[TASK PROMPT] List every person named in the excerpt below about Bill Kristol's column.

[EXCERPT]
-- BEGIN --

I'm thinking of devoting every Monday to pointing out why Bill Kristol should not have a column at the New York Times. This Monday he defends Dick Cheney's legacy while comparing Cheney to Rod Blagojevich of Illinois. Now it's natural that Kristol would defend Cheney (who has about 60% disapproval ratings), because Kristol is chairman of the Project for the New American Century, which Dick Cheney helped found (with the help of such respectable people as Paul Wolfowitz and Scooter Libby). Why bring Rod Blagojevich into all of this? Well, as Kristol explains, he is "the nation's most unpopular Democrat."

-- END --

[EXCERPTED RECORDS]
-- BEGIN --

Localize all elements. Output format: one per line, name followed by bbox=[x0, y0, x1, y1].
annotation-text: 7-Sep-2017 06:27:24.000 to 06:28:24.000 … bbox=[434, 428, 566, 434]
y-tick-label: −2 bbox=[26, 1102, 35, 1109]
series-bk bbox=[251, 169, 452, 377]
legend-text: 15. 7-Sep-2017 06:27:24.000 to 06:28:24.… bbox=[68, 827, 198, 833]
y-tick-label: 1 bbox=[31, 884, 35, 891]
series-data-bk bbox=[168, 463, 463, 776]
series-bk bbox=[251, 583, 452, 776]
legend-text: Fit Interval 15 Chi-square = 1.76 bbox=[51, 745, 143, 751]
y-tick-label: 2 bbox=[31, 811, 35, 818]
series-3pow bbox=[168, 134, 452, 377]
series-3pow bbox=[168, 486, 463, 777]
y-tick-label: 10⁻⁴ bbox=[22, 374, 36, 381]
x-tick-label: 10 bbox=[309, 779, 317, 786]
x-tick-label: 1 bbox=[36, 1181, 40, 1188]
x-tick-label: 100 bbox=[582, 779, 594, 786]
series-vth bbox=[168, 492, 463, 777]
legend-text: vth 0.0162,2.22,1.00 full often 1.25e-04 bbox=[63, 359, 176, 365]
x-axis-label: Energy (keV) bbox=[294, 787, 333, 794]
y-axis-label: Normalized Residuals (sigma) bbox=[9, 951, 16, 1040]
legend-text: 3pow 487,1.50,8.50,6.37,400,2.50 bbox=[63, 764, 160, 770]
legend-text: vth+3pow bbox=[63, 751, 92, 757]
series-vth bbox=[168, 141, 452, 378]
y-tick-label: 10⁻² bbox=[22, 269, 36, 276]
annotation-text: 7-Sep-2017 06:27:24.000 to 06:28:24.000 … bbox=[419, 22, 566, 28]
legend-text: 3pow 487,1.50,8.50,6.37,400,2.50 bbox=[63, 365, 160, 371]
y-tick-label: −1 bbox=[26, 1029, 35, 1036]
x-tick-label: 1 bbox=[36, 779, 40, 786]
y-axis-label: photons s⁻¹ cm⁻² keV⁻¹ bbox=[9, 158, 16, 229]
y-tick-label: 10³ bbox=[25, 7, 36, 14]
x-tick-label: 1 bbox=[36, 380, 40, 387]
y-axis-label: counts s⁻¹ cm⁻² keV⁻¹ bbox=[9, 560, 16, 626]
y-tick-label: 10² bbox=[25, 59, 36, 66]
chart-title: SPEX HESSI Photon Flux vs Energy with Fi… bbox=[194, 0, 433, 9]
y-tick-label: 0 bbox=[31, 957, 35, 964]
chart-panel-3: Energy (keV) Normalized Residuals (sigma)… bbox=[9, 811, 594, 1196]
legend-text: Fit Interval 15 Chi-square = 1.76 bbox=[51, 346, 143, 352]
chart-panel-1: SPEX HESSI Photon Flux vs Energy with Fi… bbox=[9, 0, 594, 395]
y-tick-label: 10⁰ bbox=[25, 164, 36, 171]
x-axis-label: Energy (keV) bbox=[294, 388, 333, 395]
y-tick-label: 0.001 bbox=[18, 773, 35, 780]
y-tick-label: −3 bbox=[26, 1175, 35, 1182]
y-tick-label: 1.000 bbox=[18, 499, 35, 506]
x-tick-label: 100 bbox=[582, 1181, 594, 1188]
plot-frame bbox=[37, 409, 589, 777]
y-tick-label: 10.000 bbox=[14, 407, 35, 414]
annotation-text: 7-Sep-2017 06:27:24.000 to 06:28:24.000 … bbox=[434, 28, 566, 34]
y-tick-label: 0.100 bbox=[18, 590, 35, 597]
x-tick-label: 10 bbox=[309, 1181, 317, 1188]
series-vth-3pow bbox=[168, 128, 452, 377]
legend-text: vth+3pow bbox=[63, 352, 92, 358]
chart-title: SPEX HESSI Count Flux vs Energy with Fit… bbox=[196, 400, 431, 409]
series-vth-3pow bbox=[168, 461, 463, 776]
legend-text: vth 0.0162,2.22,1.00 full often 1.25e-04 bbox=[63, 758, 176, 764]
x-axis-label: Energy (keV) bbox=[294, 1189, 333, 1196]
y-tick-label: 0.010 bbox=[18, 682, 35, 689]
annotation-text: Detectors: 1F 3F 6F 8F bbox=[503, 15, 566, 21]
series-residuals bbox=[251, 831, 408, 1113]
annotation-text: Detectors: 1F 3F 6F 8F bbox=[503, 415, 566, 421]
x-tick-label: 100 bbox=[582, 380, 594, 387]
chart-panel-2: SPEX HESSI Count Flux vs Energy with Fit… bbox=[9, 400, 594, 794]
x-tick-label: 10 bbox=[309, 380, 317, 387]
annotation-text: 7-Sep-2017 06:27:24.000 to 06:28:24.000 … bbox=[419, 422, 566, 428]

-- END --

[RESULT OF THIS EXERCISE] Bill Kristol, Dick Cheney, Rod Blagojevich, Paul Wolfowitz, Scooter Libby